#### [DESCRIPTION OF THE TASK]
From the listing below, extract each entry exactly as written, minus the images.

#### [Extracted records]
■ ■ ■

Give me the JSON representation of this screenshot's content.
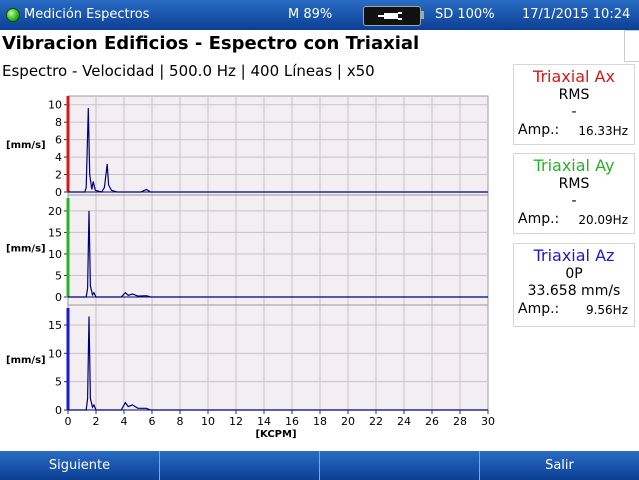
{
  "status_bar": {
    "app_title": "Medición Espectros",
    "memory": "M 89%",
    "sd": "SD 100%",
    "datetime": "17/1/2015 10:24"
  },
  "header": {
    "title": "Vibracion Edificios - Espectro con Triaxial",
    "subtitle": "Espectro - Velocidad | 500.0 Hz | 400 Líneas | x50"
  },
  "cards": [
    {
      "title": "Triaxial Ax",
      "color": "#d81818",
      "mode": "RMS",
      "value": "-",
      "amp_label": "Amp.:",
      "amp_value": "16.33Hz"
    },
    {
      "title": "Triaxial Ay",
      "color": "#27b327",
      "mode": "RMS",
      "value": "-",
      "amp_label": "Amp.:",
      "amp_value": "20.09Hz"
    },
    {
      "title": "Triaxial Az",
      "color": "#1a1ad0",
      "mode": "0P",
      "value": "33.658 mm/s",
      "amp_label": "Amp.:",
      "amp_value": "9.56Hz"
    }
  ],
  "buttons": {
    "next": "Siguiente",
    "exit": "Salir"
  },
  "chart_data": [
    {
      "type": "line",
      "ylabel": "[mm/s]",
      "ylim": [
        0,
        11
      ],
      "yticks": [
        0,
        2,
        4,
        6,
        8,
        10
      ],
      "axis_color": "#d81818",
      "line_color": "#00007a",
      "series": [
        {
          "points": [
            [
              0,
              0
            ],
            [
              1.2,
              0
            ],
            [
              1.3,
              0.5
            ],
            [
              1.45,
              9.6
            ],
            [
              1.55,
              2
            ],
            [
              1.7,
              0.3
            ],
            [
              1.8,
              1.2
            ],
            [
              1.95,
              0.2
            ],
            [
              2.4,
              0
            ],
            [
              2.6,
              0.5
            ],
            [
              2.8,
              3.2
            ],
            [
              2.9,
              0.8
            ],
            [
              3.1,
              0.2
            ],
            [
              3.5,
              0
            ],
            [
              5.2,
              0
            ],
            [
              5.6,
              0.3
            ],
            [
              5.9,
              0
            ],
            [
              30,
              0
            ]
          ]
        }
      ]
    },
    {
      "type": "line",
      "ylabel": "[mm/s]",
      "ylim": [
        0,
        23
      ],
      "yticks": [
        0,
        5,
        10,
        15,
        20
      ],
      "axis_color": "#27b327",
      "line_color": "#00007a",
      "series": [
        {
          "points": [
            [
              0,
              0
            ],
            [
              1.3,
              0
            ],
            [
              1.4,
              2
            ],
            [
              1.5,
              20
            ],
            [
              1.6,
              2.5
            ],
            [
              1.75,
              0.5
            ],
            [
              1.85,
              1
            ],
            [
              2.0,
              0
            ],
            [
              3.8,
              0
            ],
            [
              4.1,
              1
            ],
            [
              4.3,
              0.4
            ],
            [
              4.6,
              0.7
            ],
            [
              5.0,
              0.2
            ],
            [
              5.6,
              0.3
            ],
            [
              5.9,
              0
            ],
            [
              30,
              0
            ]
          ]
        }
      ]
    },
    {
      "type": "line",
      "ylabel": "[mm/s]",
      "ylim": [
        0,
        18
      ],
      "yticks": [
        0,
        5,
        10,
        15
      ],
      "axis_color": "#1a1ad0",
      "line_color": "#00007a",
      "series": [
        {
          "points": [
            [
              0,
              0
            ],
            [
              1.3,
              0
            ],
            [
              1.4,
              2
            ],
            [
              1.5,
              16.5
            ],
            [
              1.6,
              2
            ],
            [
              1.75,
              0.5
            ],
            [
              1.85,
              0.9
            ],
            [
              2.0,
              0
            ],
            [
              3.8,
              0
            ],
            [
              4.1,
              1.3
            ],
            [
              4.3,
              0.6
            ],
            [
              4.6,
              0.9
            ],
            [
              5.0,
              0.3
            ],
            [
              5.6,
              0.3
            ],
            [
              5.9,
              0
            ],
            [
              30,
              0
            ]
          ]
        }
      ]
    }
  ],
  "x_axis": {
    "label": "[KCPM]",
    "min": 0,
    "max": 30,
    "ticks": [
      0,
      2,
      4,
      6,
      8,
      10,
      12,
      14,
      16,
      18,
      20,
      22,
      24,
      26,
      28,
      30
    ]
  }
}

■ ■ ■

#### [RESPONSE]
Give me the JSON representation of this screenshot's content.
{
  "status_bar": {
    "app_title": "Medición Espectros",
    "memory": "M 89%",
    "sd": "SD 100%",
    "datetime": "17/1/2015 10:24"
  },
  "header": {
    "title": "Vibracion Edificios - Espectro con Triaxial",
    "subtitle": "Espectro - Velocidad | 500.0 Hz | 400 Líneas | x50"
  },
  "cards": [
    {
      "title": "Triaxial Ax",
      "color": "#d81818",
      "mode": "RMS",
      "value": "-",
      "amp_label": "Amp.:",
      "amp_value": "16.33Hz"
    },
    {
      "title": "Triaxial Ay",
      "color": "#27b327",
      "mode": "RMS",
      "value": "-",
      "amp_label": "Amp.:",
      "amp_value": "20.09Hz"
    },
    {
      "title": "Triaxial Az",
      "color": "#1a1ad0",
      "mode": "0P",
      "value": "33.658 mm/s",
      "amp_label": "Amp.:",
      "amp_value": "9.56Hz"
    }
  ],
  "buttons": {
    "next": "Siguiente",
    "exit": "Salir"
  },
  "chart_data": [
    {
      "type": "line",
      "ylabel": "[mm/s]",
      "ylim": [
        0,
        11
      ],
      "yticks": [
        0,
        2,
        4,
        6,
        8,
        10
      ],
      "axis_color": "#d81818",
      "line_color": "#00007a",
      "series": [
        {
          "points": [
            [
              0,
              0
            ],
            [
              1.2,
              0
            ],
            [
              1.3,
              0.5
            ],
            [
              1.45,
              9.6
            ],
            [
              1.55,
              2
            ],
            [
              1.7,
              0.3
            ],
            [
              1.8,
              1.2
            ],
            [
              1.95,
              0.2
            ],
            [
              2.4,
              0
            ],
            [
              2.6,
              0.5
            ],
            [
              2.8,
              3.2
            ],
            [
              2.9,
              0.8
            ],
            [
              3.1,
              0.2
            ],
            [
              3.5,
              0
            ],
            [
              5.2,
              0
            ],
            [
              5.6,
              0.3
            ],
            [
              5.9,
              0
            ],
            [
              30,
              0
            ]
          ]
        }
      ]
    },
    {
      "type": "line",
      "ylabel": "[mm/s]",
      "ylim": [
        0,
        23
      ],
      "yticks": [
        0,
        5,
        10,
        15,
        20
      ],
      "axis_color": "#27b327",
      "line_color": "#00007a",
      "series": [
        {
          "points": [
            [
              0,
              0
            ],
            [
              1.3,
              0
            ],
            [
              1.4,
              2
            ],
            [
              1.5,
              20
            ],
            [
              1.6,
              2.5
            ],
            [
              1.75,
              0.5
            ],
            [
              1.85,
              1
            ],
            [
              2.0,
              0
            ],
            [
              3.8,
              0
            ],
            [
              4.1,
              1
            ],
            [
              4.3,
              0.4
            ],
            [
              4.6,
              0.7
            ],
            [
              5.0,
              0.2
            ],
            [
              5.6,
              0.3
            ],
            [
              5.9,
              0
            ],
            [
              30,
              0
            ]
          ]
        }
      ]
    },
    {
      "type": "line",
      "ylabel": "[mm/s]",
      "ylim": [
        0,
        18
      ],
      "yticks": [
        0,
        5,
        10,
        15
      ],
      "axis_color": "#1a1ad0",
      "line_color": "#00007a",
      "series": [
        {
          "points": [
            [
              0,
              0
            ],
            [
              1.3,
              0
            ],
            [
              1.4,
              2
            ],
            [
              1.5,
              16.5
            ],
            [
              1.6,
              2
            ],
            [
              1.75,
              0.5
            ],
            [
              1.85,
              0.9
            ],
            [
              2.0,
              0
            ],
            [
              3.8,
              0
            ],
            [
              4.1,
              1.3
            ],
            [
              4.3,
              0.6
            ],
            [
              4.6,
              0.9
            ],
            [
              5.0,
              0.3
            ],
            [
              5.6,
              0.3
            ],
            [
              5.9,
              0
            ],
            [
              30,
              0
            ]
          ]
        }
      ]
    }
  ],
  "x_axis": {
    "label": "[KCPM]",
    "min": 0,
    "max": 30,
    "ticks": [
      0,
      2,
      4,
      6,
      8,
      10,
      12,
      14,
      16,
      18,
      20,
      22,
      24,
      26,
      28,
      30
    ]
  }
}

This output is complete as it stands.